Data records
* begin *

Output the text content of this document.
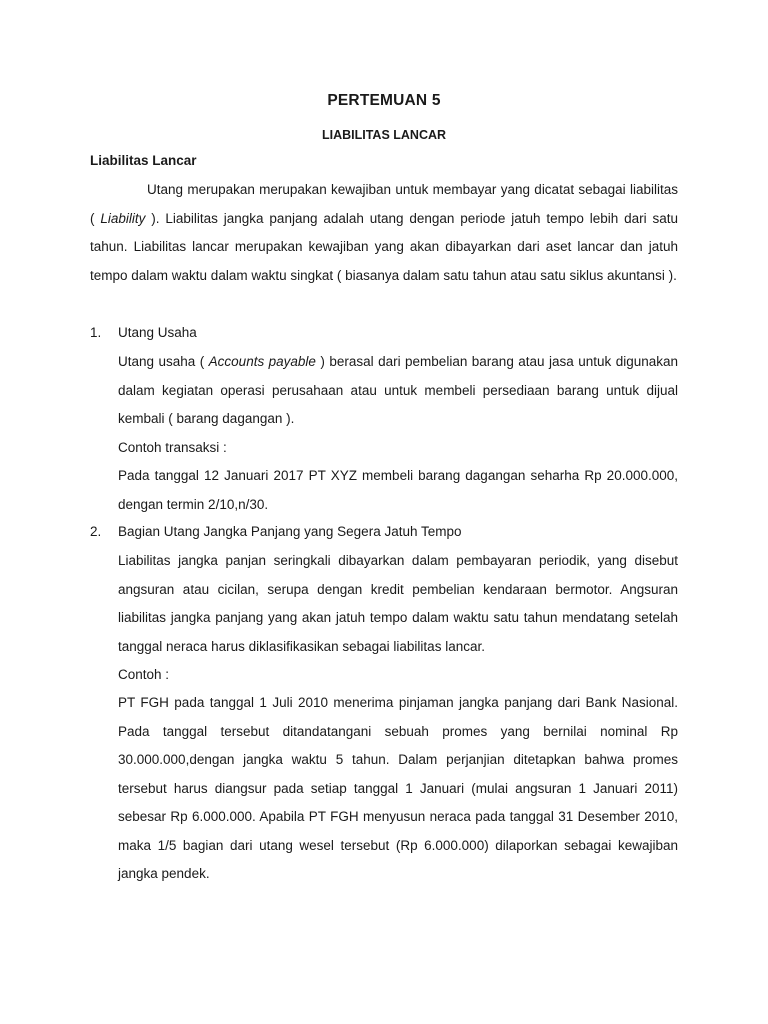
PERTEMUAN 5
LIABILITAS LANCAR
Liabilitas Lancar
Utang merupakan merupakan kewajiban untuk membayar yang dicatat sebagai liabilitas ( Liability ). Liabilitas jangka panjang adalah utang dengan periode jatuh tempo lebih dari satu tahun. Liabilitas lancar merupakan kewajiban yang akan dibayarkan dari aset lancar dan jatuh tempo dalam waktu dalam waktu singkat ( biasanya dalam satu tahun atau satu siklus akuntansi ).
1. Utang Usaha
Utang usaha ( Accounts payable ) berasal dari pembelian barang atau jasa untuk digunakan dalam kegiatan operasi perusahaan atau untuk membeli persediaan barang untuk dijual kembali ( barang dagangan ).
Contoh transaksi :
Pada tanggal 12 Januari 2017 PT XYZ membeli barang dagangan seharha Rp 20.000.000, dengan termin 2/10,n/30.
2. Bagian Utang Jangka Panjang yang Segera Jatuh Tempo
Liabilitas jangka panjan seringkali dibayarkan dalam pembayaran periodik, yang disebut angsuran atau cicilan, serupa dengan kredit pembelian kendaraan bermotor. Angsuran liabilitas jangka panjang yang akan jatuh tempo dalam waktu satu tahun mendatang setelah tanggal neraca harus diklasifikasikan sebagai liabilitas lancar.
Contoh :
PT FGH pada tanggal 1 Juli 2010 menerima pinjaman jangka panjang dari Bank Nasional. Pada tanggal tersebut ditandatangani sebuah promes yang bernilai nominal Rp 30.000.000,dengan jangka waktu 5 tahun. Dalam perjanjian ditetapkan bahwa promes tersebut harus diangsur pada setiap tanggal 1 Januari (mulai angsuran 1 Januari 2011) sebesar Rp 6.000.000. Apabila PT FGH menyusun neraca pada tanggal 31 Desember 2010, maka 1/5 bagian dari utang wesel tersebut (Rp 6.000.000) dilaporkan sebagai kewajiban jangka pendek.
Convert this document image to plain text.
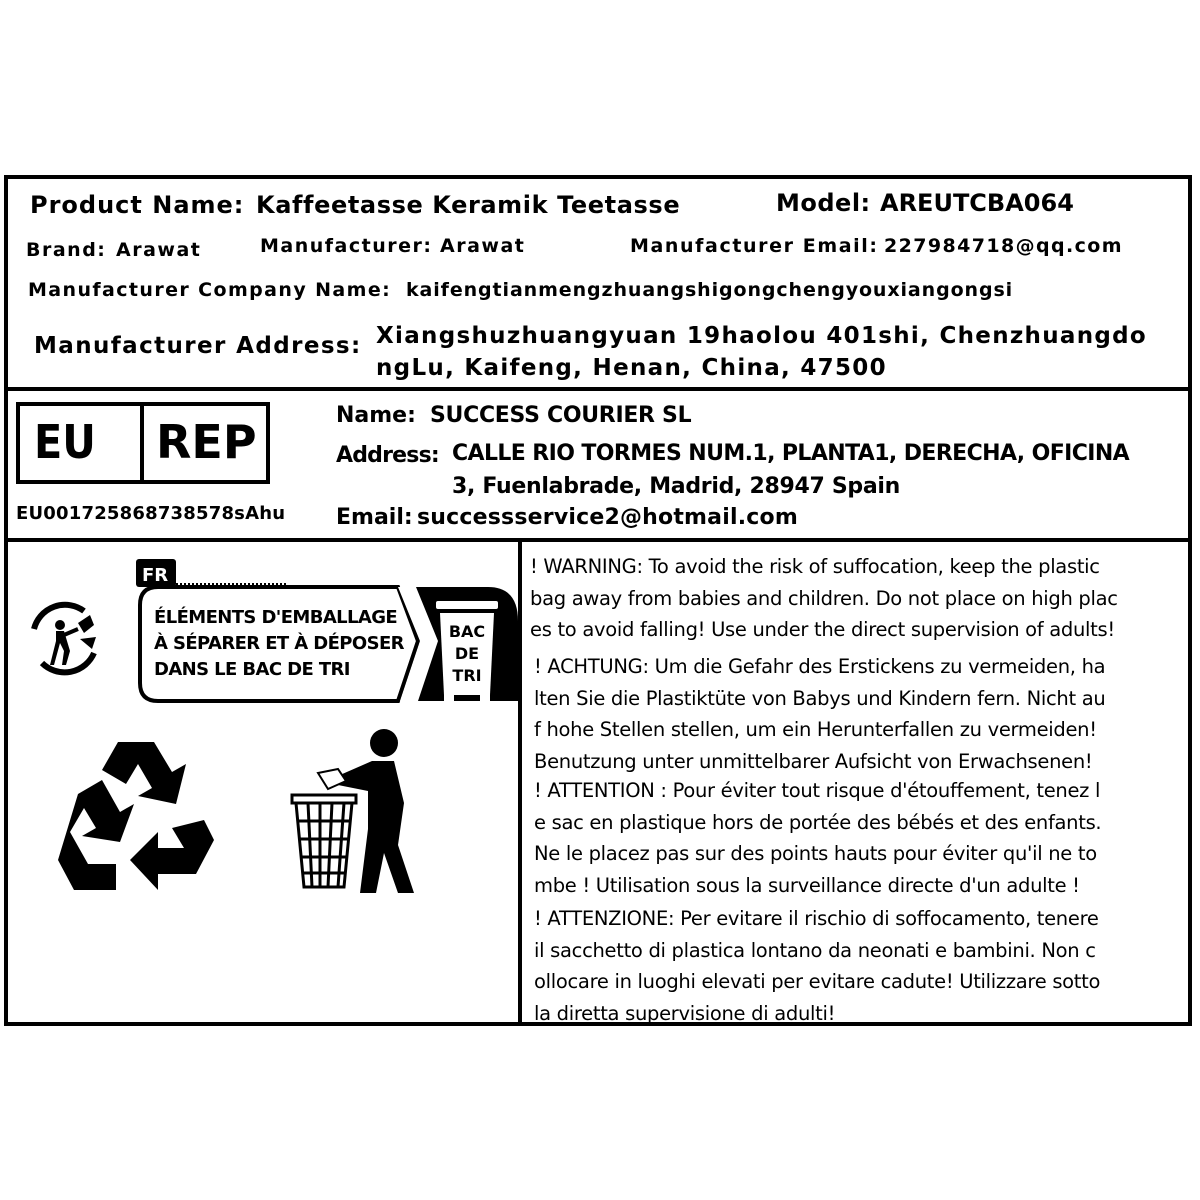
Product Name: Kaffeetasse Keramik Teetasse	Model: AREUTCBA064
Brand: Arawat	Manufacturer: Arawat	Manufacturer Email: 227984718@qq.com
Manufacturer Company Name: kaifengtianmengzhuangshigongchengyouxiangongsi
Manufacturer Address: Xiangshuzhuangyuan 19haolou 401shi, Chenzhuangdo
ngLu, Kaifeng, Henan, China, 47500
EU REP
EU001725868738578sAhu
Name: SUCCESS COURIER SL
Address: CALLE RIO TORMES NUM.1, PLANTA1, DERECHA, OFICINA
3, Fuenlabrade, Madrid, 28947 Spain
Email: successservice2@hotmail.com
FR
BAC
DE
TRI
ÉLÉMENTS D'EMBALLAGE
À SÉPARER ET À DÉPOSER
DANS LE BAC DE TRI
! WARNING: To avoid the risk of suffocation, keep the plastic
bag away from babies and children. Do not place on high plac
es to avoid falling! Use under the direct supervision of adults!
! ACHTUNG: Um die Gefahr des Erstickens zu vermeiden, ha
lten Sie die Plastiktüte von Babys und Kindern fern. Nicht au
f hohe Stellen stellen, um ein Herunterfallen zu vermeiden!
Benutzung unter unmittelbarer Aufsicht von Erwachsenen!
! ATTENTION : Pour éviter tout risque d'étouffement, tenez l
e sac en plastique hors de portée des bébés et des enfants.
Ne le placez pas sur des points hauts pour éviter qu'il ne to
mbe ! Utilisation sous la surveillance directe d'un adulte !
! ATTENZIONE: Per evitare il rischio di soffocamento, tenere
il sacchetto di plastica lontano da neonati e bambini. Non c
ollocare in luoghi elevati per evitare cadute! Utilizzare sotto
la diretta supervisione di adulti!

* end *

Output, exactly, all the records above; include no pictures.

Output the text content of this document.
PERTEMUAN 5
LIABILITAS LANCAR
Liabilitas Lancar
Utang merupakan merupakan kewajiban untuk membayar yang dicatat sebagai liabilitas ( Liability ). Liabilitas jangka panjang adalah utang dengan periode jatuh tempo lebih dari satu tahun. Liabilitas lancar merupakan kewajiban yang akan dibayarkan dari aset lancar dan jatuh tempo dalam waktu dalam waktu singkat ( biasanya dalam satu tahun atau satu siklus akuntansi ).
1. Utang Usaha
Utang usaha ( Accounts payable ) berasal dari pembelian barang atau jasa untuk digunakan dalam kegiatan operasi perusahaan atau untuk membeli persediaan barang untuk dijual kembali ( barang dagangan ).
Contoh transaksi :
Pada tanggal 12 Januari 2017 PT XYZ membeli barang dagangan seharha Rp 20.000.000, dengan termin 2/10,n/30.
2. Bagian Utang Jangka Panjang yang Segera Jatuh Tempo
Liabilitas jangka panjan seringkali dibayarkan dalam pembayaran periodik, yang disebut angsuran atau cicilan, serupa dengan kredit pembelian kendaraan bermotor. Angsuran liabilitas jangka panjang yang akan jatuh tempo dalam waktu satu tahun mendatang setelah tanggal neraca harus diklasifikasikan sebagai liabilitas lancar.
Contoh :
PT FGH pada tanggal 1 Juli 2010 menerima pinjaman jangka panjang dari Bank Nasional. Pada tanggal tersebut ditandatangani sebuah promes yang bernilai nominal Rp 30.000.000,dengan jangka waktu 5 tahun. Dalam perjanjian ditetapkan bahwa promes tersebut harus diangsur pada setiap tanggal 1 Januari (mulai angsuran 1 Januari 2011) sebesar Rp 6.000.000. Apabila PT FGH menyusun neraca pada tanggal 31 Desember 2010, maka 1/5 bagian dari utang wesel tersebut (Rp 6.000.000) dilaporkan sebagai kewajiban jangka pendek.
Convert this document image to plain text.
Product Name: Kaffeetasse Keramik Teetasse	Model: AREUTCBA064
Brand: Arawat	Manufacturer: Arawat	Manufacturer Email: 227984718@qq.com
Manufacturer Company Name: kaifengtianmengzhuangshigongchengyouxiangongsi
Manufacturer Address: Xiangshuzhuangyuan 19haolou 401shi, Chenzhuangdo
ngLu, Kaifeng, Henan, China, 47500
EU REP
EU001725868738578sAhu
Name: SUCCESS COURIER SL
Address: CALLE RIO TORMES NUM.1, PLANTA1, DERECHA, OFICINA
3, Fuenlabrade, Madrid, 28947 Spain
Email: successservice2@hotmail.com
FR
BAC
DE
TRI
ÉLÉMENTS D'EMBALLAGE
À SÉPARER ET À DÉPOSER
DANS LE BAC DE TRI
! WARNING: To avoid the risk of suffocation, keep the plastic
bag away from babies and children. Do not place on high plac
es to avoid falling! Use under the direct supervision of adults!
! ACHTUNG: Um die Gefahr des Erstickens zu vermeiden, ha
lten Sie die Plastiktüte von Babys und Kindern fern. Nicht au
f hohe Stellen stellen, um ein Herunterfallen zu vermeiden!
Benutzung unter unmittelbarer Aufsicht von Erwachsenen!
! ATTENTION : Pour éviter tout risque d'étouffement, tenez l
e sac en plastique hors de portée des bébés et des enfants.
Ne le placez pas sur des points hauts pour éviter qu'il ne to
mbe ! Utilisation sous la surveillance directe d'un adulte !
! ATTENZIONE: Per evitare il rischio di soffocamento, tenere
il sacchetto di plastica lontano da neonati e bambini. Non c
ollocare in luoghi elevati per evitare cadute! Utilizzare sotto
la diretta supervisione di adulti!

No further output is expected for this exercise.